SET TASK:
Give the data a second time, exactly and in full.

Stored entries
____

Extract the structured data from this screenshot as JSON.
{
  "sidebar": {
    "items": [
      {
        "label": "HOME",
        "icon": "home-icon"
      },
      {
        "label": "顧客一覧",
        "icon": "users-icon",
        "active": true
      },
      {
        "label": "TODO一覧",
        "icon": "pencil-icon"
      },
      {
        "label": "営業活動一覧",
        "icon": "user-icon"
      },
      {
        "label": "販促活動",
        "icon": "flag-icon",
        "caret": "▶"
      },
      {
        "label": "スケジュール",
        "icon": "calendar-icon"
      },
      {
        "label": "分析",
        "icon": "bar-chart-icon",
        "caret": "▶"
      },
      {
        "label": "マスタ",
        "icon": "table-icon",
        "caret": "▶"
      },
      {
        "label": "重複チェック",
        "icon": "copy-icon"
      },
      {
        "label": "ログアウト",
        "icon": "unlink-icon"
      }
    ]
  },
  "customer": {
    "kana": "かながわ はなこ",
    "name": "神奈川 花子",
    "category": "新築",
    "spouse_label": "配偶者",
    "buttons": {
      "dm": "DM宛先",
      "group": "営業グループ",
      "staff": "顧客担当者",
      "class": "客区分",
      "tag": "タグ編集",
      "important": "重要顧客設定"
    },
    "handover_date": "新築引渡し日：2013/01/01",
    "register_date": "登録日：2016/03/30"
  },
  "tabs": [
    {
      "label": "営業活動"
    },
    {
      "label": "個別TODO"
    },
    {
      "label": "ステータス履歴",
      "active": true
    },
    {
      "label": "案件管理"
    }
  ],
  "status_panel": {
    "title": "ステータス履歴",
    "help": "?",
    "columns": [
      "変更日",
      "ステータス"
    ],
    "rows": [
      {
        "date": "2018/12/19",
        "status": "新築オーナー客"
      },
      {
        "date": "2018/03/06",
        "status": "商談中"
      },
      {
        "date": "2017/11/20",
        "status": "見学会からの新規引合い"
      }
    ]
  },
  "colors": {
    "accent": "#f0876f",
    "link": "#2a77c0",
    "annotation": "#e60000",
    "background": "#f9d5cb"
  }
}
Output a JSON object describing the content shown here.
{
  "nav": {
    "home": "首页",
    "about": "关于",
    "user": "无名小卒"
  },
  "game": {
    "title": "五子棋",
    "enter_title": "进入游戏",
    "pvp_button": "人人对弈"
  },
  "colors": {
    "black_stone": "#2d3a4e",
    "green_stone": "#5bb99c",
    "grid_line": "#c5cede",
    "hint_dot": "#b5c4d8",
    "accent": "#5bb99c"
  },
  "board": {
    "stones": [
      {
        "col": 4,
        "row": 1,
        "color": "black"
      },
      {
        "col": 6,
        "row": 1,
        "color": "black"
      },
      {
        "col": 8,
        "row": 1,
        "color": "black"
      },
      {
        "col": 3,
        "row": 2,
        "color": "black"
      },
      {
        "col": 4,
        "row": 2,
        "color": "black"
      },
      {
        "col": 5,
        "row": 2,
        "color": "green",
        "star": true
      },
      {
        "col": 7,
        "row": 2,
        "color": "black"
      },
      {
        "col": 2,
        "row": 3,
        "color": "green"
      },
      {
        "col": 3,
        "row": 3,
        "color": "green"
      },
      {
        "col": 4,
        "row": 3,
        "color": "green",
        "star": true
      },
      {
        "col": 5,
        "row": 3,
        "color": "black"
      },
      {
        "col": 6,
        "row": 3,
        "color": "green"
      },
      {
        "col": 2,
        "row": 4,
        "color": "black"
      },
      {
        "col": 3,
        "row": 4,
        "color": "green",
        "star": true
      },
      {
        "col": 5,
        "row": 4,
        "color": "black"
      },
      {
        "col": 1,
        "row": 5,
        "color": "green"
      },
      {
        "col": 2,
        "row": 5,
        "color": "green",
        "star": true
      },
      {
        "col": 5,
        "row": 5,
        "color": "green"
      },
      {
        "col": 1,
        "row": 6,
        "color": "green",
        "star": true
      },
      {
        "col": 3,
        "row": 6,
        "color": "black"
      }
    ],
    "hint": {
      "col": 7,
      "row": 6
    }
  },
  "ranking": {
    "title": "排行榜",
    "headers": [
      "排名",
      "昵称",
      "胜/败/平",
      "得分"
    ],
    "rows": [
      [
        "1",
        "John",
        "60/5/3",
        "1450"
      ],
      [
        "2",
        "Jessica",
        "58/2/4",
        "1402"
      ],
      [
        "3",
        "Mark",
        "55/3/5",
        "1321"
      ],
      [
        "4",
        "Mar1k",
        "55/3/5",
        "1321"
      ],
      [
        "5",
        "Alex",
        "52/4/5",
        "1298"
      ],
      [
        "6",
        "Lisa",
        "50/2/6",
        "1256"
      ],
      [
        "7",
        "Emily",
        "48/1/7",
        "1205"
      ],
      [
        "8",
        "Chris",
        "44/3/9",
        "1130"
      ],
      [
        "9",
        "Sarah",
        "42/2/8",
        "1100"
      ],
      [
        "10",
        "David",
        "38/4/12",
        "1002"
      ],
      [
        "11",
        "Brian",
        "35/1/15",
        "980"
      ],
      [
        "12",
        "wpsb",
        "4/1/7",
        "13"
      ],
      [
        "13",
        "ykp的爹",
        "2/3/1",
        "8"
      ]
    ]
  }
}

____

RESPONSE:
Extract the structured data from this screenshot as JSON.
{
  "sidebar": {
    "items": [
      {
        "label": "HOME",
        "icon": "home-icon"
      },
      {
        "label": "顧客一覧",
        "icon": "users-icon",
        "active": true
      },
      {
        "label": "TODO一覧",
        "icon": "pencil-icon"
      },
      {
        "label": "営業活動一覧",
        "icon": "user-icon"
      },
      {
        "label": "販促活動",
        "icon": "flag-icon",
        "caret": "▶"
      },
      {
        "label": "スケジュール",
        "icon": "calendar-icon"
      },
      {
        "label": "分析",
        "icon": "bar-chart-icon",
        "caret": "▶"
      },
      {
        "label": "マスタ",
        "icon": "table-icon",
        "caret": "▶"
      },
      {
        "label": "重複チェック",
        "icon": "copy-icon"
      },
      {
        "label": "ログアウト",
        "icon": "unlink-icon"
      }
    ]
  },
  "customer": {
    "kana": "かながわ はなこ",
    "name": "神奈川 花子",
    "category": "新築",
    "spouse_label": "配偶者",
    "buttons": {
      "dm": "DM宛先",
      "group": "営業グループ",
      "staff": "顧客担当者",
      "class": "客区分",
      "tag": "タグ編集",
      "important": "重要顧客設定"
    },
    "handover_date": "新築引渡し日：2013/01/01",
    "register_date": "登録日：2016/03/30"
  },
  "tabs": [
    {
      "label": "営業活動"
    },
    {
      "label": "個別TODO"
    },
    {
      "label": "ステータス履歴",
      "active": true
    },
    {
      "label": "案件管理"
    }
  ],
  "status_panel": {
    "title": "ステータス履歴",
    "help": "?",
    "columns": [
      "変更日",
      "ステータス"
    ],
    "rows": [
      {
        "date": "2018/12/19",
        "status": "新築オーナー客"
      },
      {
        "date": "2018/03/06",
        "status": "商談中"
      },
      {
        "date": "2017/11/20",
        "status": "見学会からの新規引合い"
      }
    ]
  },
  "colors": {
    "accent": "#f0876f",
    "link": "#2a77c0",
    "annotation": "#e60000",
    "background": "#f9d5cb"
  }
}
Output a JSON object describing the content shown here.
{
  "nav": {
    "home": "首页",
    "about": "关于",
    "user": "无名小卒"
  },
  "game": {
    "title": "五子棋",
    "enter_title": "进入游戏",
    "pvp_button": "人人对弈"
  },
  "colors": {
    "black_stone": "#2d3a4e",
    "green_stone": "#5bb99c",
    "grid_line": "#c5cede",
    "hint_dot": "#b5c4d8",
    "accent": "#5bb99c"
  },
  "board": {
    "stones": [
      {
        "col": 4,
        "row": 1,
        "color": "black"
      },
      {
        "col": 6,
        "row": 1,
        "color": "black"
      },
      {
        "col": 8,
        "row": 1,
        "color": "black"
      },
      {
        "col": 3,
        "row": 2,
        "color": "black"
      },
      {
        "col": 4,
        "row": 2,
        "color": "black"
      },
      {
        "col": 5,
        "row": 2,
        "color": "green",
        "star": true
      },
      {
        "col": 7,
        "row": 2,
        "color": "black"
      },
      {
        "col": 2,
        "row": 3,
        "color": "green"
      },
      {
        "col": 3,
        "row": 3,
        "color": "green"
      },
      {
        "col": 4,
        "row": 3,
        "color": "green",
        "star": true
      },
      {
        "col": 5,
        "row": 3,
        "color": "black"
      },
      {
        "col": 6,
        "row": 3,
        "color": "green"
      },
      {
        "col": 2,
        "row": 4,
        "color": "black"
      },
      {
        "col": 3,
        "row": 4,
        "color": "green",
        "star": true
      },
      {
        "col": 5,
        "row": 4,
        "color": "black"
      },
      {
        "col": 1,
        "row": 5,
        "color": "green"
      },
      {
        "col": 2,
        "row": 5,
        "color": "green",
        "star": true
      },
      {
        "col": 5,
        "row": 5,
        "color": "green"
      },
      {
        "col": 1,
        "row": 6,
        "color": "green",
        "star": true
      },
      {
        "col": 3,
        "row": 6,
        "color": "black"
      }
    ],
    "hint": {
      "col": 7,
      "row": 6
    }
  },
  "ranking": {
    "title": "排行榜",
    "headers": [
      "排名",
      "昵称",
      "胜/败/平",
      "得分"
    ],
    "rows": [
      [
        "1",
        "John",
        "60/5/3",
        "1450"
      ],
      [
        "2",
        "Jessica",
        "58/2/4",
        "1402"
      ],
      [
        "3",
        "Mark",
        "55/3/5",
        "1321"
      ],
      [
        "4",
        "Mar1k",
        "55/3/5",
        "1321"
      ],
      [
        "5",
        "Alex",
        "52/4/5",
        "1298"
      ],
      [
        "6",
        "Lisa",
        "50/2/6",
        "1256"
      ],
      [
        "7",
        "Emily",
        "48/1/7",
        "1205"
      ],
      [
        "8",
        "Chris",
        "44/3/9",
        "1130"
      ],
      [
        "9",
        "Sarah",
        "42/2/8",
        "1100"
      ],
      [
        "10",
        "David",
        "38/4/12",
        "1002"
      ],
      [
        "11",
        "Brian",
        "35/1/15",
        "980"
      ],
      [
        "12",
        "wpsb",
        "4/1/7",
        "13"
      ],
      [
        "13",
        "ykp的爹",
        "2/3/1",
        "8"
      ]
    ]
  }
}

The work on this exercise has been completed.